BEGIN MATERIAL PROVIDED

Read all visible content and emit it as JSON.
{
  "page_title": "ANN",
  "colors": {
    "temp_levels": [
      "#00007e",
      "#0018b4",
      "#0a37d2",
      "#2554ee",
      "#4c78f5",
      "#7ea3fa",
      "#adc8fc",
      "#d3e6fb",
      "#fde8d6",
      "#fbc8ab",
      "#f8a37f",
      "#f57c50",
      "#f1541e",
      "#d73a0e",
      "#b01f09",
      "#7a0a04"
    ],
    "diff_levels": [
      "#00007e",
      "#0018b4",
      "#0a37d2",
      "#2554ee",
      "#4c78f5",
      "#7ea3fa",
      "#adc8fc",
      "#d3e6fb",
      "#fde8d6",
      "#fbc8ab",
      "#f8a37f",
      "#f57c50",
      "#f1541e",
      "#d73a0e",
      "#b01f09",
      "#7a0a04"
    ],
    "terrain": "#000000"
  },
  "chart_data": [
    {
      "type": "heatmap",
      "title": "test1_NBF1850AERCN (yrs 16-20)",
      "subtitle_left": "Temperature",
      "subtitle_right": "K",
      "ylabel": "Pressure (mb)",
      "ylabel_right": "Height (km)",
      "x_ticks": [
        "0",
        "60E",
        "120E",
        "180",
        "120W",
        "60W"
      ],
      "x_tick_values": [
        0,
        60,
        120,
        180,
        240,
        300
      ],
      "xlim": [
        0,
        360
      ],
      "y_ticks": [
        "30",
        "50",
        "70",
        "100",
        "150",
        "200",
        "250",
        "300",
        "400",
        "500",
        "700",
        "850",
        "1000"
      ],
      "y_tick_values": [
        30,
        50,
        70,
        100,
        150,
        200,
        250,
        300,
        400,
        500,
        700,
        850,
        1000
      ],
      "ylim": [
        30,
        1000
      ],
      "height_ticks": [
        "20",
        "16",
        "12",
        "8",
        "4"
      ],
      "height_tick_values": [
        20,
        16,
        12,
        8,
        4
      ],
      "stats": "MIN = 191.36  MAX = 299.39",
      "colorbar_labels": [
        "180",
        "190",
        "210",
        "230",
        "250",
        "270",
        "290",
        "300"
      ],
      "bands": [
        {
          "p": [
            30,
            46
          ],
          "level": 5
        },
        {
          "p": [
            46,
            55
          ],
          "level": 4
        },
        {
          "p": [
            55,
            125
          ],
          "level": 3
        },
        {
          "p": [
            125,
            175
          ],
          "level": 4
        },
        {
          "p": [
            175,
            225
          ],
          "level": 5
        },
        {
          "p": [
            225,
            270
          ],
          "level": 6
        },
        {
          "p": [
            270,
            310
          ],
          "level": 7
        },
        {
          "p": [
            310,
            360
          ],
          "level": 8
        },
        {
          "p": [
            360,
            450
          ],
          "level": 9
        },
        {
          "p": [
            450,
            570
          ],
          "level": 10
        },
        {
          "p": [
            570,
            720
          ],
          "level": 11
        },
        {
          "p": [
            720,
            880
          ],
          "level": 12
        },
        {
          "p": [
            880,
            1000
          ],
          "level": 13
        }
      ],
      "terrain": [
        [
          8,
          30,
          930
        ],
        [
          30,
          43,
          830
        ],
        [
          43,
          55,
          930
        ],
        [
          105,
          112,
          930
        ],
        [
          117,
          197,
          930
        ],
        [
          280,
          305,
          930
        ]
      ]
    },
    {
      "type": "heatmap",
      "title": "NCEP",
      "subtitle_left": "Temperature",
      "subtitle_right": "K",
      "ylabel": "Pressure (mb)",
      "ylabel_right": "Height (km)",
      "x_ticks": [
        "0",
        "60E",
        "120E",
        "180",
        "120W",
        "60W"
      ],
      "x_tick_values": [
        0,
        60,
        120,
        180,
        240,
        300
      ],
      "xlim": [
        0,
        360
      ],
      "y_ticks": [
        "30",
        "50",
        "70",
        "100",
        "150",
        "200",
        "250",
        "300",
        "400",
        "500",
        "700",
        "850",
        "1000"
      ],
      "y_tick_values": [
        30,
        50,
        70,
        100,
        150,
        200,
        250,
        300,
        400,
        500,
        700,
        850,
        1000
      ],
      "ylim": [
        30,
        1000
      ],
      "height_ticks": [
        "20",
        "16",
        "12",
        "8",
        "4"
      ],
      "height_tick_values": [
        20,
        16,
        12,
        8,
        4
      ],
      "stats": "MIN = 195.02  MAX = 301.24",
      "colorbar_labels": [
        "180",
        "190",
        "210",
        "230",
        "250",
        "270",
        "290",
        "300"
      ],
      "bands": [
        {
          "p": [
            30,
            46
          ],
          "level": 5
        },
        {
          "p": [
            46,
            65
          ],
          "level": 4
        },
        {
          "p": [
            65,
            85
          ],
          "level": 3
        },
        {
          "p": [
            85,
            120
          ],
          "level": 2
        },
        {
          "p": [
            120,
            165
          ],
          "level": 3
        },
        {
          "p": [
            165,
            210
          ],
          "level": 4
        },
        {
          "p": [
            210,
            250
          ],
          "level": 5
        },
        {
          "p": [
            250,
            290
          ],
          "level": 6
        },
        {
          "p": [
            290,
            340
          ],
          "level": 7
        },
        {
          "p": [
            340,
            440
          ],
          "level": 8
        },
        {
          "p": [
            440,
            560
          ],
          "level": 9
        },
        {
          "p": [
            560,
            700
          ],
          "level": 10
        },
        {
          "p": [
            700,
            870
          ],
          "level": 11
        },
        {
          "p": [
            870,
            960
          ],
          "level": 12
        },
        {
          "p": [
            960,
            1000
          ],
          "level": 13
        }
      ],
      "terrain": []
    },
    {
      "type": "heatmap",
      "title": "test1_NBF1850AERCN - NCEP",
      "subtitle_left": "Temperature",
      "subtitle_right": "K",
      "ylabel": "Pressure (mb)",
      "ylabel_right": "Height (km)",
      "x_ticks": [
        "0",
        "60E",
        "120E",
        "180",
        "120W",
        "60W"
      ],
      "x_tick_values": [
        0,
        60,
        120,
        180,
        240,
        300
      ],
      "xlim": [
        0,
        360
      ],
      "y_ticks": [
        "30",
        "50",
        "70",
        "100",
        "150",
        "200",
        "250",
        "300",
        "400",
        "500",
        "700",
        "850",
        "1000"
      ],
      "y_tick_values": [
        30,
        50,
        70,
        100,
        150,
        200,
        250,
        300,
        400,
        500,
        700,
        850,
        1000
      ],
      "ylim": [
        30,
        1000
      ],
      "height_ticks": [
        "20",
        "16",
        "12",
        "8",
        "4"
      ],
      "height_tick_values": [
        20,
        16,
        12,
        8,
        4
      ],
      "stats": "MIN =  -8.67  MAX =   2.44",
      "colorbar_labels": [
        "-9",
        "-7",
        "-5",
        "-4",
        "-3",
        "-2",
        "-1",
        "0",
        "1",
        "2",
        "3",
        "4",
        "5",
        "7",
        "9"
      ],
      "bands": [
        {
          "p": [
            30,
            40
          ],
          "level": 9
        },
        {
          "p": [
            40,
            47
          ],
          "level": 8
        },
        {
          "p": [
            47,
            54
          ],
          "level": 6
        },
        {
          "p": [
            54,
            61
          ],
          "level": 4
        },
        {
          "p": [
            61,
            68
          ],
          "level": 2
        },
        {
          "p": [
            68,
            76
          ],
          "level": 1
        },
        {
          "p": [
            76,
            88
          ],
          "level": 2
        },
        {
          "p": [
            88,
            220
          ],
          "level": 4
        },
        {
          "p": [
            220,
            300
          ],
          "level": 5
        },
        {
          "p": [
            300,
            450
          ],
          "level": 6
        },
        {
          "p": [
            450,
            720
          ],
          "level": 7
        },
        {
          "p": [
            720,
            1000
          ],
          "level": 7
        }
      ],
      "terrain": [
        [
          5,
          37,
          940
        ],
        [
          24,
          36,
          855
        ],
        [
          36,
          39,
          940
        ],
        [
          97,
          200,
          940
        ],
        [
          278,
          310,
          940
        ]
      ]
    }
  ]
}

END MATERIAL PROVIDED

Reproduce the material in full, with no word added or dropped.

Read all visible content and emit it as JSON.
{
  "page_title": "ANN",
  "colors": {
    "temp_levels": [
      "#00007e",
      "#0018b4",
      "#0a37d2",
      "#2554ee",
      "#4c78f5",
      "#7ea3fa",
      "#adc8fc",
      "#d3e6fb",
      "#fde8d6",
      "#fbc8ab",
      "#f8a37f",
      "#f57c50",
      "#f1541e",
      "#d73a0e",
      "#b01f09",
      "#7a0a04"
    ],
    "diff_levels": [
      "#00007e",
      "#0018b4",
      "#0a37d2",
      "#2554ee",
      "#4c78f5",
      "#7ea3fa",
      "#adc8fc",
      "#d3e6fb",
      "#fde8d6",
      "#fbc8ab",
      "#f8a37f",
      "#f57c50",
      "#f1541e",
      "#d73a0e",
      "#b01f09",
      "#7a0a04"
    ],
    "terrain": "#000000"
  },
  "chart_data": [
    {
      "type": "heatmap",
      "title": "test1_NBF1850AERCN (yrs 16-20)",
      "subtitle_left": "Temperature",
      "subtitle_right": "K",
      "ylabel": "Pressure (mb)",
      "ylabel_right": "Height (km)",
      "x_ticks": [
        "0",
        "60E",
        "120E",
        "180",
        "120W",
        "60W"
      ],
      "x_tick_values": [
        0,
        60,
        120,
        180,
        240,
        300
      ],
      "xlim": [
        0,
        360
      ],
      "y_ticks": [
        "30",
        "50",
        "70",
        "100",
        "150",
        "200",
        "250",
        "300",
        "400",
        "500",
        "700",
        "850",
        "1000"
      ],
      "y_tick_values": [
        30,
        50,
        70,
        100,
        150,
        200,
        250,
        300,
        400,
        500,
        700,
        850,
        1000
      ],
      "ylim": [
        30,
        1000
      ],
      "height_ticks": [
        "20",
        "16",
        "12",
        "8",
        "4"
      ],
      "height_tick_values": [
        20,
        16,
        12,
        8,
        4
      ],
      "stats": "MIN = 191.36  MAX = 299.39",
      "colorbar_labels": [
        "180",
        "190",
        "210",
        "230",
        "250",
        "270",
        "290",
        "300"
      ],
      "bands": [
        {
          "p": [
            30,
            46
          ],
          "level": 5
        },
        {
          "p": [
            46,
            55
          ],
          "level": 4
        },
        {
          "p": [
            55,
            125
          ],
          "level": 3
        },
        {
          "p": [
            125,
            175
          ],
          "level": 4
        },
        {
          "p": [
            175,
            225
          ],
          "level": 5
        },
        {
          "p": [
            225,
            270
          ],
          "level": 6
        },
        {
          "p": [
            270,
            310
          ],
          "level": 7
        },
        {
          "p": [
            310,
            360
          ],
          "level": 8
        },
        {
          "p": [
            360,
            450
          ],
          "level": 9
        },
        {
          "p": [
            450,
            570
          ],
          "level": 10
        },
        {
          "p": [
            570,
            720
          ],
          "level": 11
        },
        {
          "p": [
            720,
            880
          ],
          "level": 12
        },
        {
          "p": [
            880,
            1000
          ],
          "level": 13
        }
      ],
      "terrain": [
        [
          8,
          30,
          930
        ],
        [
          30,
          43,
          830
        ],
        [
          43,
          55,
          930
        ],
        [
          105,
          112,
          930
        ],
        [
          117,
          197,
          930
        ],
        [
          280,
          305,
          930
        ]
      ]
    },
    {
      "type": "heatmap",
      "title": "NCEP",
      "subtitle_left": "Temperature",
      "subtitle_right": "K",
      "ylabel": "Pressure (mb)",
      "ylabel_right": "Height (km)",
      "x_ticks": [
        "0",
        "60E",
        "120E",
        "180",
        "120W",
        "60W"
      ],
      "x_tick_values": [
        0,
        60,
        120,
        180,
        240,
        300
      ],
      "xlim": [
        0,
        360
      ],
      "y_ticks": [
        "30",
        "50",
        "70",
        "100",
        "150",
        "200",
        "250",
        "300",
        "400",
        "500",
        "700",
        "850",
        "1000"
      ],
      "y_tick_values": [
        30,
        50,
        70,
        100,
        150,
        200,
        250,
        300,
        400,
        500,
        700,
        850,
        1000
      ],
      "ylim": [
        30,
        1000
      ],
      "height_ticks": [
        "20",
        "16",
        "12",
        "8",
        "4"
      ],
      "height_tick_values": [
        20,
        16,
        12,
        8,
        4
      ],
      "stats": "MIN = 195.02  MAX = 301.24",
      "colorbar_labels": [
        "180",
        "190",
        "210",
        "230",
        "250",
        "270",
        "290",
        "300"
      ],
      "bands": [
        {
          "p": [
            30,
            46
          ],
          "level": 5
        },
        {
          "p": [
            46,
            65
          ],
          "level": 4
        },
        {
          "p": [
            65,
            85
          ],
          "level": 3
        },
        {
          "p": [
            85,
            120
          ],
          "level": 2
        },
        {
          "p": [
            120,
            165
          ],
          "level": 3
        },
        {
          "p": [
            165,
            210
          ],
          "level": 4
        },
        {
          "p": [
            210,
            250
          ],
          "level": 5
        },
        {
          "p": [
            250,
            290
          ],
          "level": 6
        },
        {
          "p": [
            290,
            340
          ],
          "level": 7
        },
        {
          "p": [
            340,
            440
          ],
          "level": 8
        },
        {
          "p": [
            440,
            560
          ],
          "level": 9
        },
        {
          "p": [
            560,
            700
          ],
          "level": 10
        },
        {
          "p": [
            700,
            870
          ],
          "level": 11
        },
        {
          "p": [
            870,
            960
          ],
          "level": 12
        },
        {
          "p": [
            960,
            1000
          ],
          "level": 13
        }
      ],
      "terrain": []
    },
    {
      "type": "heatmap",
      "title": "test1_NBF1850AERCN - NCEP",
      "subtitle_left": "Temperature",
      "subtitle_right": "K",
      "ylabel": "Pressure (mb)",
      "ylabel_right": "Height (km)",
      "x_ticks": [
        "0",
        "60E",
        "120E",
        "180",
        "120W",
        "60W"
      ],
      "x_tick_values": [
        0,
        60,
        120,
        180,
        240,
        300
      ],
      "xlim": [
        0,
        360
      ],
      "y_ticks": [
        "30",
        "50",
        "70",
        "100",
        "150",
        "200",
        "250",
        "300",
        "400",
        "500",
        "700",
        "850",
        "1000"
      ],
      "y_tick_values": [
        30,
        50,
        70,
        100,
        150,
        200,
        250,
        300,
        400,
        500,
        700,
        850,
        1000
      ],
      "ylim": [
        30,
        1000
      ],
      "height_ticks": [
        "20",
        "16",
        "12",
        "8",
        "4"
      ],
      "height_tick_values": [
        20,
        16,
        12,
        8,
        4
      ],
      "stats": "MIN =  -8.67  MAX =   2.44",
      "colorbar_labels": [
        "-9",
        "-7",
        "-5",
        "-4",
        "-3",
        "-2",
        "-1",
        "0",
        "1",
        "2",
        "3",
        "4",
        "5",
        "7",
        "9"
      ],
      "bands": [
        {
          "p": [
            30,
            40
          ],
          "level": 9
        },
        {
          "p": [
            40,
            47
          ],
          "level": 8
        },
        {
          "p": [
            47,
            54
          ],
          "level": 6
        },
        {
          "p": [
            54,
            61
          ],
          "level": 4
        },
        {
          "p": [
            61,
            68
          ],
          "level": 2
        },
        {
          "p": [
            68,
            76
          ],
          "level": 1
        },
        {
          "p": [
            76,
            88
          ],
          "level": 2
        },
        {
          "p": [
            88,
            220
          ],
          "level": 4
        },
        {
          "p": [
            220,
            300
          ],
          "level": 5
        },
        {
          "p": [
            300,
            450
          ],
          "level": 6
        },
        {
          "p": [
            450,
            720
          ],
          "level": 7
        },
        {
          "p": [
            720,
            1000
          ],
          "level": 7
        }
      ],
      "terrain": [
        [
          5,
          37,
          940
        ],
        [
          24,
          36,
          855
        ],
        [
          36,
          39,
          940
        ],
        [
          97,
          200,
          940
        ],
        [
          278,
          310,
          940
        ]
      ]
    }
  ]
}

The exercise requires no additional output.